[Items from a data source]
⟨

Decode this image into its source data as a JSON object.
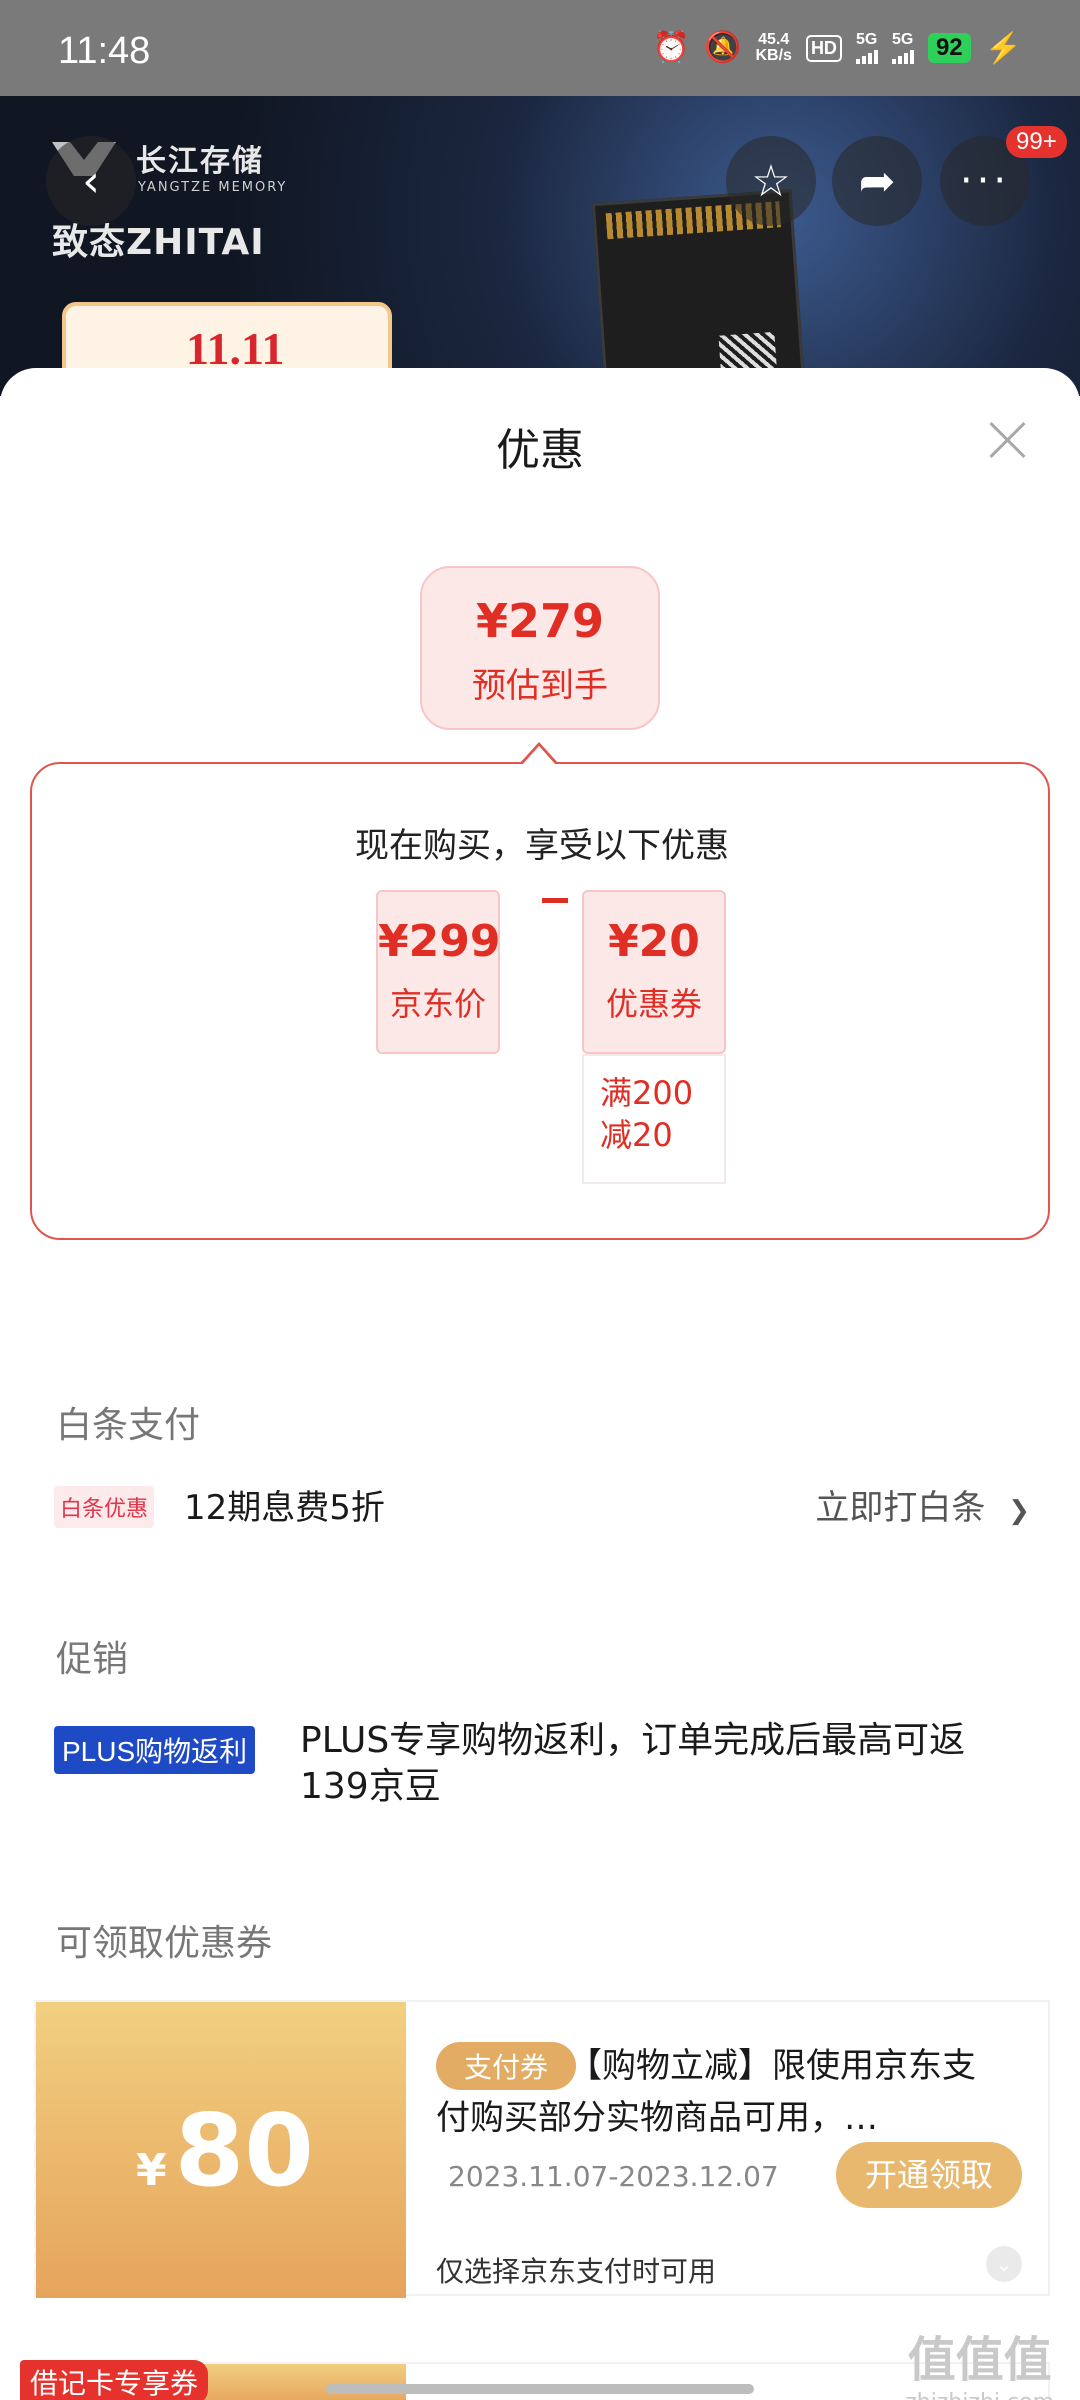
{
  "status_bar": {
    "time": "11:48",
    "net_speed_value": "45.4",
    "net_speed_unit": "KB/s",
    "hd": "HD",
    "sim1": "5G",
    "sim2": "5G",
    "battery": "92"
  },
  "product": {
    "brand_cn": "长江存储",
    "brand_en": "YANGTZE MEMORY",
    "brand2": "致态ZHITAI",
    "badge": "11.11",
    "notification_count": "99+"
  },
  "sheet": {
    "title": "优惠",
    "estimate": {
      "price": "¥279",
      "label": "预估到手"
    },
    "promo": {
      "title": "现在购买，享受以下优惠",
      "jd_price": {
        "value": "¥299",
        "label": "京东价"
      },
      "coupon": {
        "value": "¥20",
        "label": "优惠券"
      },
      "condition": "满200减20"
    },
    "baitiao": {
      "section": "白条支付",
      "tag": "白条优惠",
      "text": "12期息费5折",
      "link": "立即打白条",
      "chevron": "❯"
    },
    "promotion": {
      "section": "促销",
      "tag": "PLUS购物返利",
      "text": "PLUS专享购物返利，订单完成后最高可返139京豆"
    },
    "coupons": {
      "section": "可领取优惠券",
      "items": [
        {
          "currency": "¥",
          "amount": "80",
          "tag": "支付券",
          "title": "【购物立减】限使用京东支付购买部分实物商品可用，…",
          "date": "2023.11.07-2023.12.07",
          "button": "开通领取",
          "note": "仅选择京东支付时可用"
        }
      ],
      "debit_tag": "借记卡专享券"
    }
  },
  "watermark": {
    "glyphs": "值值值",
    "url": "zhizhizhi.com"
  }
}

⟩

* Objective *
Transcribe all the data word for word; the images stay out.

* Reply *
Decode this image into its source data as a JSON object.
{
  "status_bar": {
    "time": "11:48",
    "net_speed_value": "45.4",
    "net_speed_unit": "KB/s",
    "hd": "HD",
    "sim1": "5G",
    "sim2": "5G",
    "battery": "92"
  },
  "product": {
    "brand_cn": "长江存储",
    "brand_en": "YANGTZE MEMORY",
    "brand2": "致态ZHITAI",
    "badge": "11.11",
    "notification_count": "99+"
  },
  "sheet": {
    "title": "优惠",
    "estimate": {
      "price": "¥279",
      "label": "预估到手"
    },
    "promo": {
      "title": "现在购买，享受以下优惠",
      "jd_price": {
        "value": "¥299",
        "label": "京东价"
      },
      "coupon": {
        "value": "¥20",
        "label": "优惠券"
      },
      "condition": "满200减20"
    },
    "baitiao": {
      "section": "白条支付",
      "tag": "白条优惠",
      "text": "12期息费5折",
      "link": "立即打白条",
      "chevron": "❯"
    },
    "promotion": {
      "section": "促销",
      "tag": "PLUS购物返利",
      "text": "PLUS专享购物返利，订单完成后最高可返139京豆"
    },
    "coupons": {
      "section": "可领取优惠券",
      "items": [
        {
          "currency": "¥",
          "amount": "80",
          "tag": "支付券",
          "title": "【购物立减】限使用京东支付购买部分实物商品可用，…",
          "date": "2023.11.07-2023.12.07",
          "button": "开通领取",
          "note": "仅选择京东支付时可用"
        }
      ],
      "debit_tag": "借记卡专享券"
    }
  },
  "watermark": {
    "glyphs": "值值值",
    "url": "zhizhizhi.com"
  }
}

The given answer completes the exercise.